··· Data shown ···
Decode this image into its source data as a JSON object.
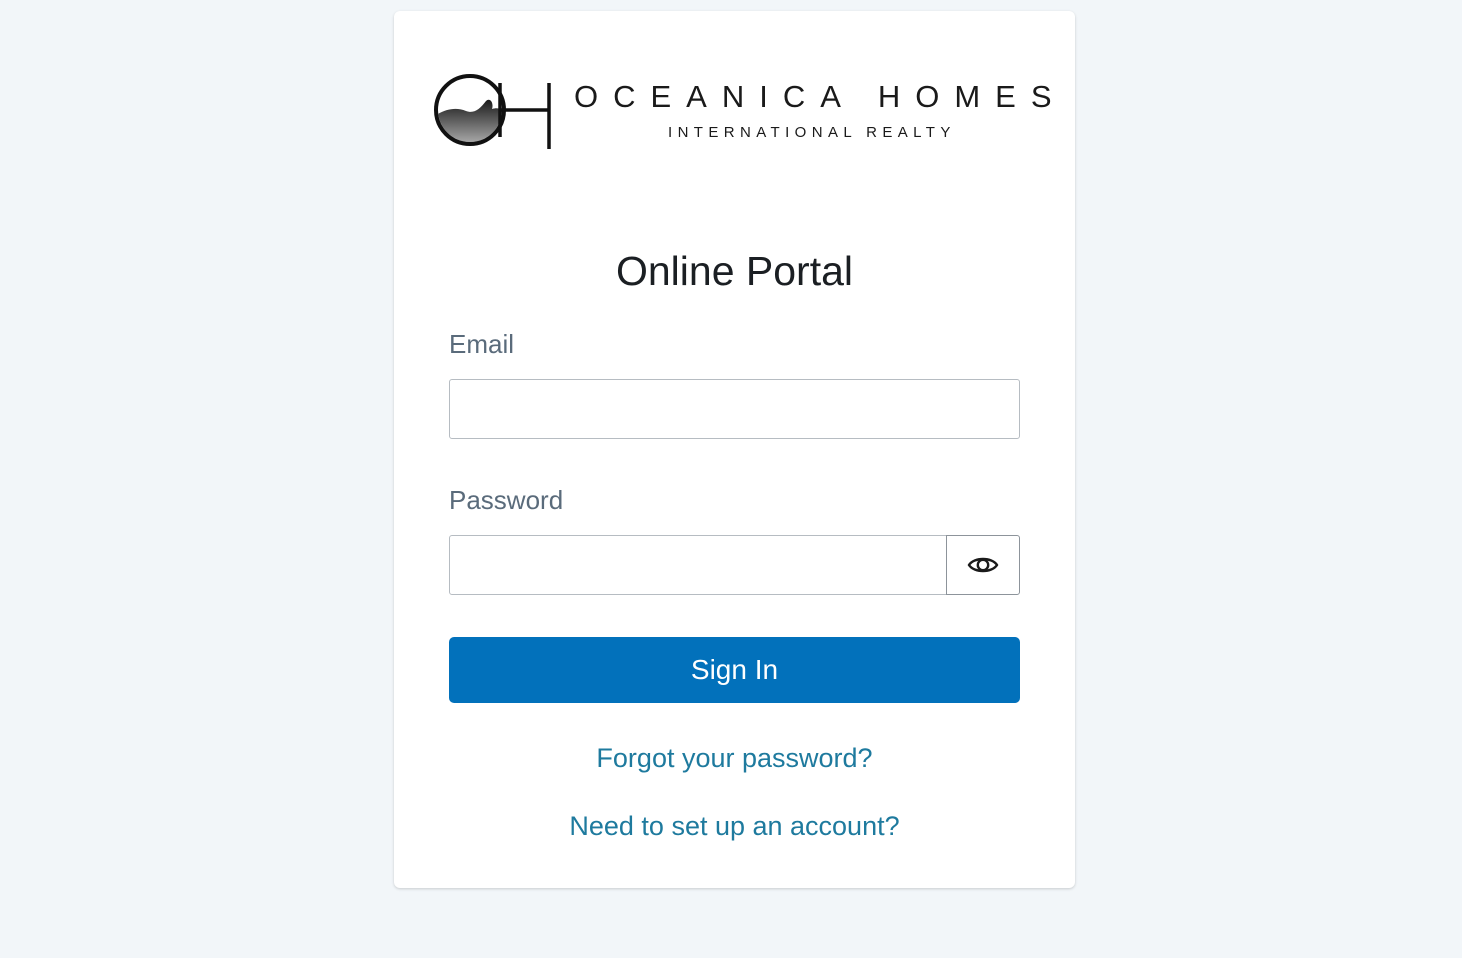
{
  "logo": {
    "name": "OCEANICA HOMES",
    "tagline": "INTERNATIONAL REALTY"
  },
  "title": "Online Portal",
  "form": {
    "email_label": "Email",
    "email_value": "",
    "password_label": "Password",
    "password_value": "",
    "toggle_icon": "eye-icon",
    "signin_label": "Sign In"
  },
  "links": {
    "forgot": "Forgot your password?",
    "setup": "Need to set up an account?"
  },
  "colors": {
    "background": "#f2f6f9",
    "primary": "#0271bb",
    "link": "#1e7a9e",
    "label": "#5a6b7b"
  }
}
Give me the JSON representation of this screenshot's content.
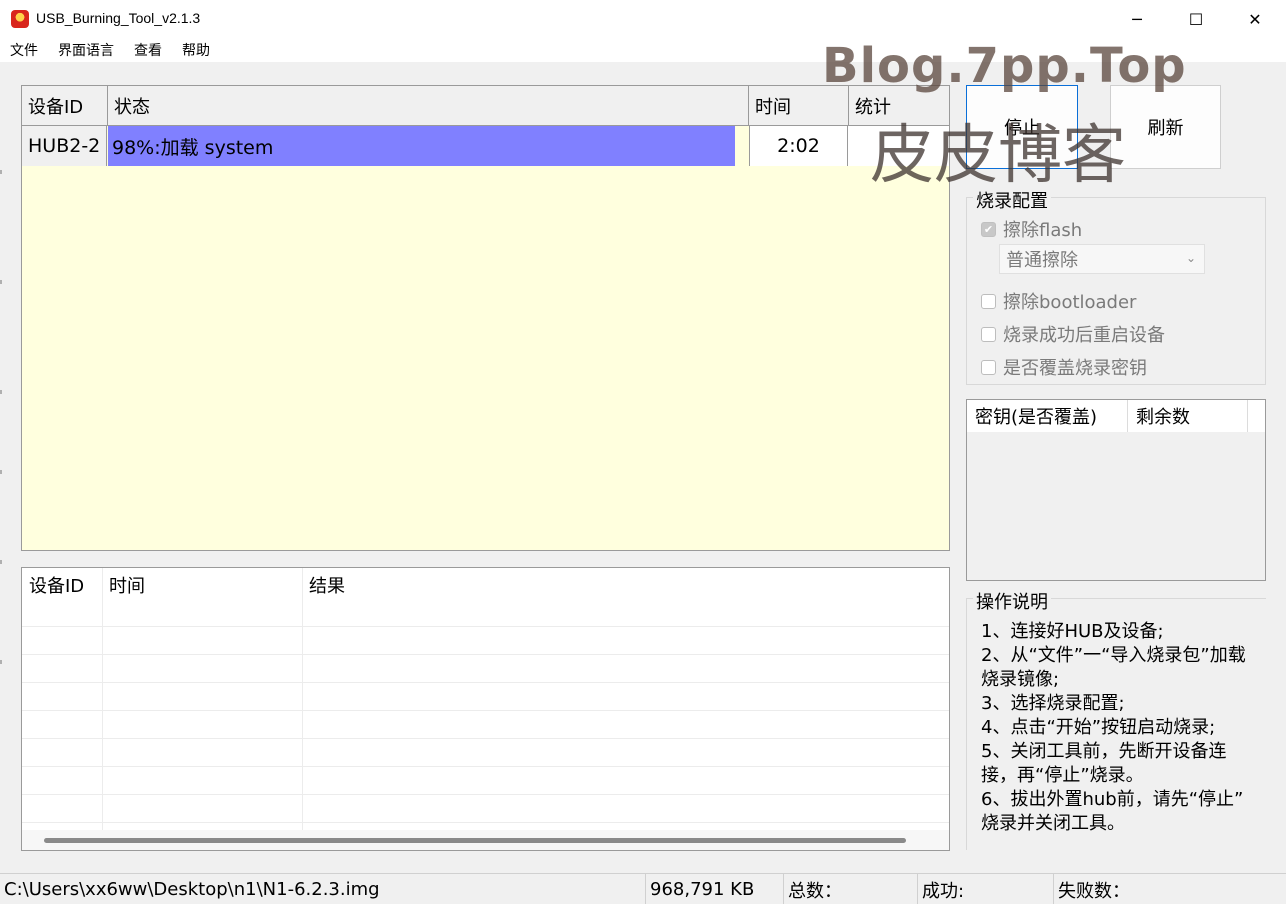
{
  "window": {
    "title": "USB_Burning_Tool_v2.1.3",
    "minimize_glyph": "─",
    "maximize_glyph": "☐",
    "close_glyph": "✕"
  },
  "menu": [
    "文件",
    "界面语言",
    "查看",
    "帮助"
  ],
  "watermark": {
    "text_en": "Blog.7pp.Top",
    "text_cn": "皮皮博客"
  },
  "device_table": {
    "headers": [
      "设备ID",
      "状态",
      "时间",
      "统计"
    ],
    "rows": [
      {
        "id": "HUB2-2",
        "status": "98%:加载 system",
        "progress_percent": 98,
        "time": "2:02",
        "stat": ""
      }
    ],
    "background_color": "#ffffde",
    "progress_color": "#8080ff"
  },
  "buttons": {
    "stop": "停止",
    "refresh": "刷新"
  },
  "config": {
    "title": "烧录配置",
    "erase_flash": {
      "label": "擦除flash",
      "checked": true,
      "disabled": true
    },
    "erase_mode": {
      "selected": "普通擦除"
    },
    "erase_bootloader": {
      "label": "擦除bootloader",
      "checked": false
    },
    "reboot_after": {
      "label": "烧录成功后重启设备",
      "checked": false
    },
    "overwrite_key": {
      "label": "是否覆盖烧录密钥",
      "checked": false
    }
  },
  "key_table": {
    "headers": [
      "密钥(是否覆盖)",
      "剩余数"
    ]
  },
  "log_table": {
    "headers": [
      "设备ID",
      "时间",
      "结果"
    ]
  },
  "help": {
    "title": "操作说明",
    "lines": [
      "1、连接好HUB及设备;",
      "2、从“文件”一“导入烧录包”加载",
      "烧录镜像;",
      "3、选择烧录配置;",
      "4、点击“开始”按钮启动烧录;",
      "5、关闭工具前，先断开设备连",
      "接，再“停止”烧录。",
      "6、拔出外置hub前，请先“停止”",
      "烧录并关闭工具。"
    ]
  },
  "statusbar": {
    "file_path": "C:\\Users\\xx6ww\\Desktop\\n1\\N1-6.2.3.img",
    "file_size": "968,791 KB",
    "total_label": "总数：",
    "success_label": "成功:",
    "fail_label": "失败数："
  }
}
···
··· Data shown ···
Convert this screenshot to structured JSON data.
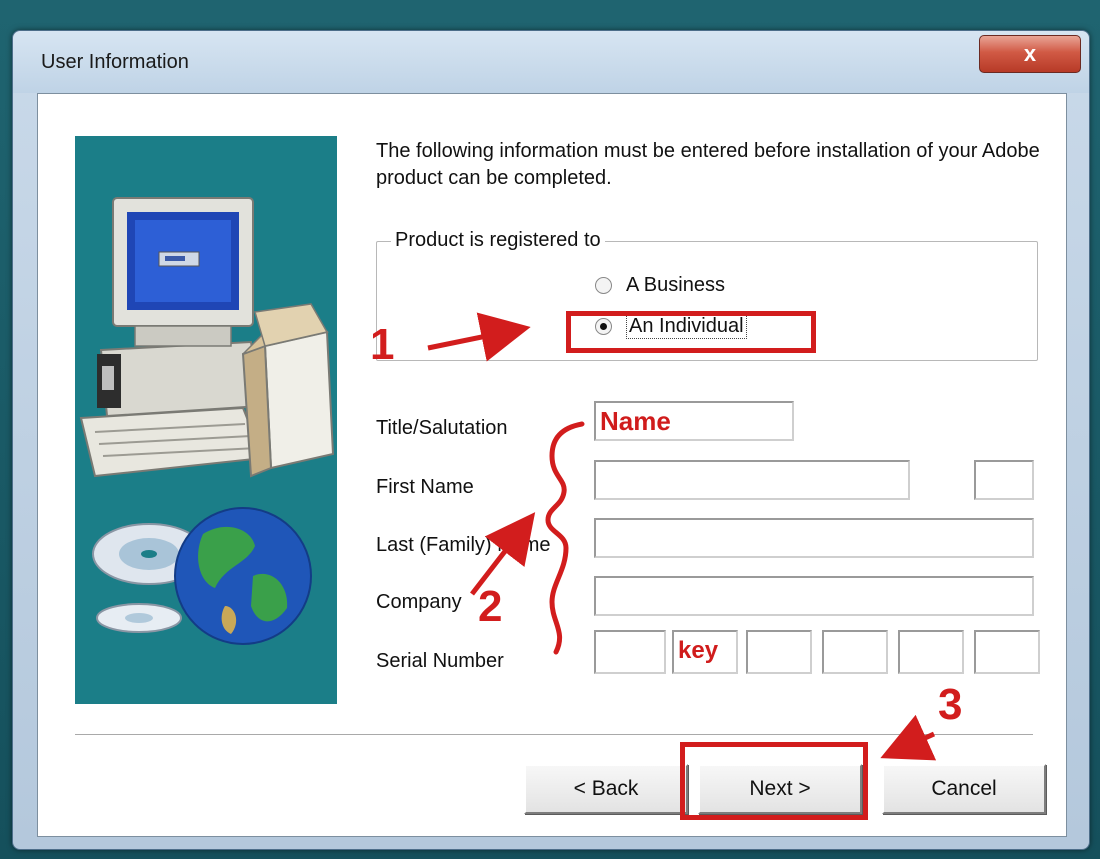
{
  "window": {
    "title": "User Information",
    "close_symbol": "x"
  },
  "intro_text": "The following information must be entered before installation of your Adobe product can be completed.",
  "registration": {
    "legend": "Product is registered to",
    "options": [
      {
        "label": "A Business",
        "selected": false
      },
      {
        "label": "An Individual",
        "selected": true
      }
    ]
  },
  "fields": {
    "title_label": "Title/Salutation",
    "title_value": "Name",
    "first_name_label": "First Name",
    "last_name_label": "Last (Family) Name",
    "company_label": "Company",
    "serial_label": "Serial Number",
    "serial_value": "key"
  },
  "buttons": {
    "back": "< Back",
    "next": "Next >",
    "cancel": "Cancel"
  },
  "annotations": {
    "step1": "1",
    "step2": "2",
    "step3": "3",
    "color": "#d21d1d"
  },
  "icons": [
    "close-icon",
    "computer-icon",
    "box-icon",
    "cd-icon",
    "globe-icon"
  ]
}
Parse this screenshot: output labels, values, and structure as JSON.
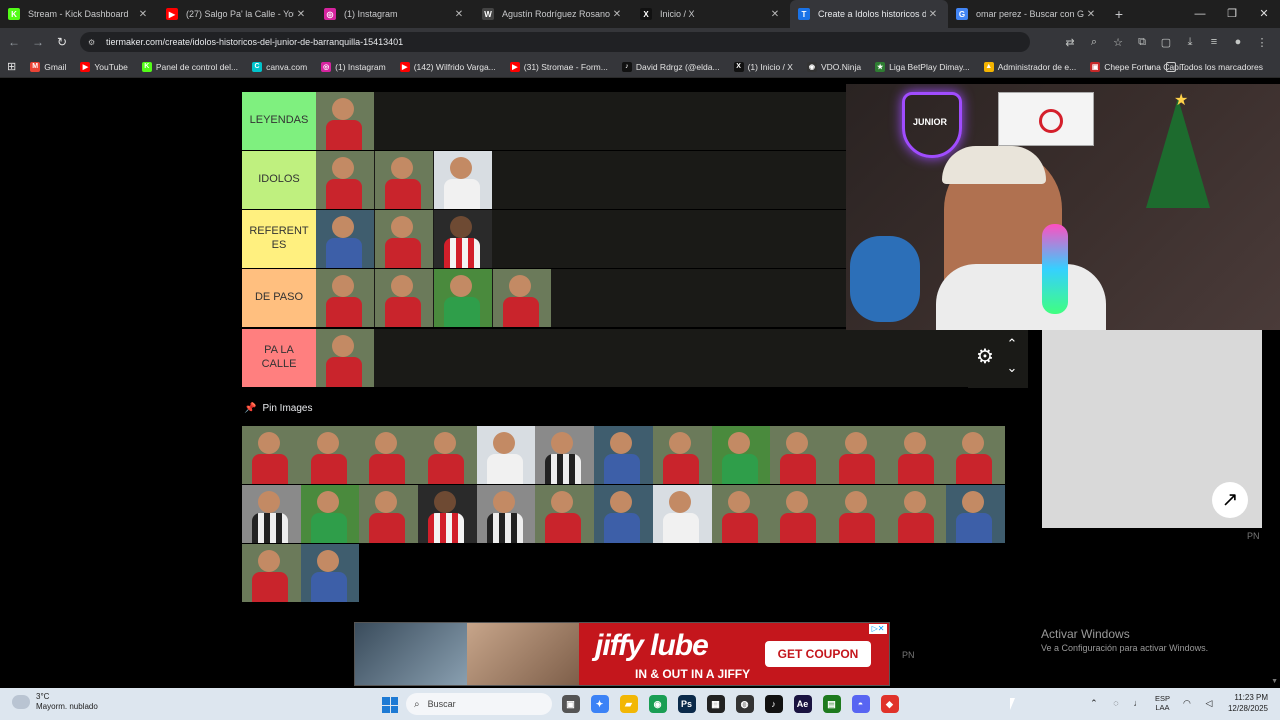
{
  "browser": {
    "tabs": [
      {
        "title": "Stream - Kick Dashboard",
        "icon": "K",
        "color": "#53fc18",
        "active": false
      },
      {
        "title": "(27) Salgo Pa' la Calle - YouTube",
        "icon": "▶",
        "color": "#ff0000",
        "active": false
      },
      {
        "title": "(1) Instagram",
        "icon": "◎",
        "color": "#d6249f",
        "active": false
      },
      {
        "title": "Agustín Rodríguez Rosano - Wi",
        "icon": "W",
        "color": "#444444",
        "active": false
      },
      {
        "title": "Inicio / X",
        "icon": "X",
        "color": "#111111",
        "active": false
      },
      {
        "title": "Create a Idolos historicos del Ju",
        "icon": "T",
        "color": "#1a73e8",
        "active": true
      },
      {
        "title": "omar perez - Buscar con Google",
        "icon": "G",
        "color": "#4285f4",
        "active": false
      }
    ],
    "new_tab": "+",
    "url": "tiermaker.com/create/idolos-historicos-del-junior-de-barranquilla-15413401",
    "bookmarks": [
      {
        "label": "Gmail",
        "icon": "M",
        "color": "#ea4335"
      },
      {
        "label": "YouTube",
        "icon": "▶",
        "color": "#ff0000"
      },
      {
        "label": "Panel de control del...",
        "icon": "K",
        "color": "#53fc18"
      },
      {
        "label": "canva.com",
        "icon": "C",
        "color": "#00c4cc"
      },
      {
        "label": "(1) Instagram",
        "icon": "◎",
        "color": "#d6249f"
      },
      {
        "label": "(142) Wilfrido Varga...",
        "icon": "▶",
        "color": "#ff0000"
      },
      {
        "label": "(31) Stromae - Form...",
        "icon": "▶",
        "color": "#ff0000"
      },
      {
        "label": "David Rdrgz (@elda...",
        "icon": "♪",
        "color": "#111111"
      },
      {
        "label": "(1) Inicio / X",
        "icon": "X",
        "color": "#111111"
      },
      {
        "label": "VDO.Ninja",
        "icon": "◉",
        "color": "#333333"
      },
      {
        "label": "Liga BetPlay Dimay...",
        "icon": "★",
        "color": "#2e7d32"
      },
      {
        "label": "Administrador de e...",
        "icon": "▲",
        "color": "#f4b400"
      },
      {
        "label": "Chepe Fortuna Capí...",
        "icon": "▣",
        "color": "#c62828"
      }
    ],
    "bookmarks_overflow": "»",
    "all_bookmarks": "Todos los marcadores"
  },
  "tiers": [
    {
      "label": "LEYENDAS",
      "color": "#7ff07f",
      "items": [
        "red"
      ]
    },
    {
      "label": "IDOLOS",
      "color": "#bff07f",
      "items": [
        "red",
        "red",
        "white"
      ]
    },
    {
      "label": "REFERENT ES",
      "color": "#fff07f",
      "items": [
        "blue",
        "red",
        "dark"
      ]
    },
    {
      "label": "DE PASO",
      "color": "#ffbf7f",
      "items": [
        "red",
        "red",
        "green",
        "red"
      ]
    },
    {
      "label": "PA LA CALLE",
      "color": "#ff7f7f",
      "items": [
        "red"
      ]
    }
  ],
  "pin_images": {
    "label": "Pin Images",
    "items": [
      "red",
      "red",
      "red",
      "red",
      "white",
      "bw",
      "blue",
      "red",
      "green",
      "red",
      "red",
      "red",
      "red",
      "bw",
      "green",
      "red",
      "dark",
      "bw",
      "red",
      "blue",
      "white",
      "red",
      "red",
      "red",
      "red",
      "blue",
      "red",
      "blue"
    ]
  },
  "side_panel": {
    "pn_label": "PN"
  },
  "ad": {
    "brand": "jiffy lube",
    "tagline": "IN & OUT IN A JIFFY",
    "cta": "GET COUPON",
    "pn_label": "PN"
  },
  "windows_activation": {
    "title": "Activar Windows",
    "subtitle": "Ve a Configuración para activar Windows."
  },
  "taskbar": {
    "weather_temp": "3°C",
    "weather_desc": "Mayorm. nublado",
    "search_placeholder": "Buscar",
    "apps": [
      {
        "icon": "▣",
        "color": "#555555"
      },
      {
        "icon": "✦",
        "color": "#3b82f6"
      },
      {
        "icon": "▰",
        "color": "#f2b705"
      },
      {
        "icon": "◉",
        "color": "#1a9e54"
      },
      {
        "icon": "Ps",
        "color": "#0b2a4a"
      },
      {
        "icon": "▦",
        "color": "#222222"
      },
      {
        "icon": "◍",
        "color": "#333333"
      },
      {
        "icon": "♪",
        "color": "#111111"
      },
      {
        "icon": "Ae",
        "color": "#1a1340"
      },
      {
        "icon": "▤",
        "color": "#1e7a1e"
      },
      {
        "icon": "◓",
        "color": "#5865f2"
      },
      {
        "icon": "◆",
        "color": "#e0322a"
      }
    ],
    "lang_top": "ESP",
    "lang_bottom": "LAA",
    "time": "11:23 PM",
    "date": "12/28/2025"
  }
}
···
• [Aim of the task]:
Show each line of the listing that holds the string "historicos".

• [Answer below]:
        "title": "Create a Idolos historicos del Ju",
    "url": "tiermaker.com/create/idolos-historicos-del-junior-de-barranquilla-15413401",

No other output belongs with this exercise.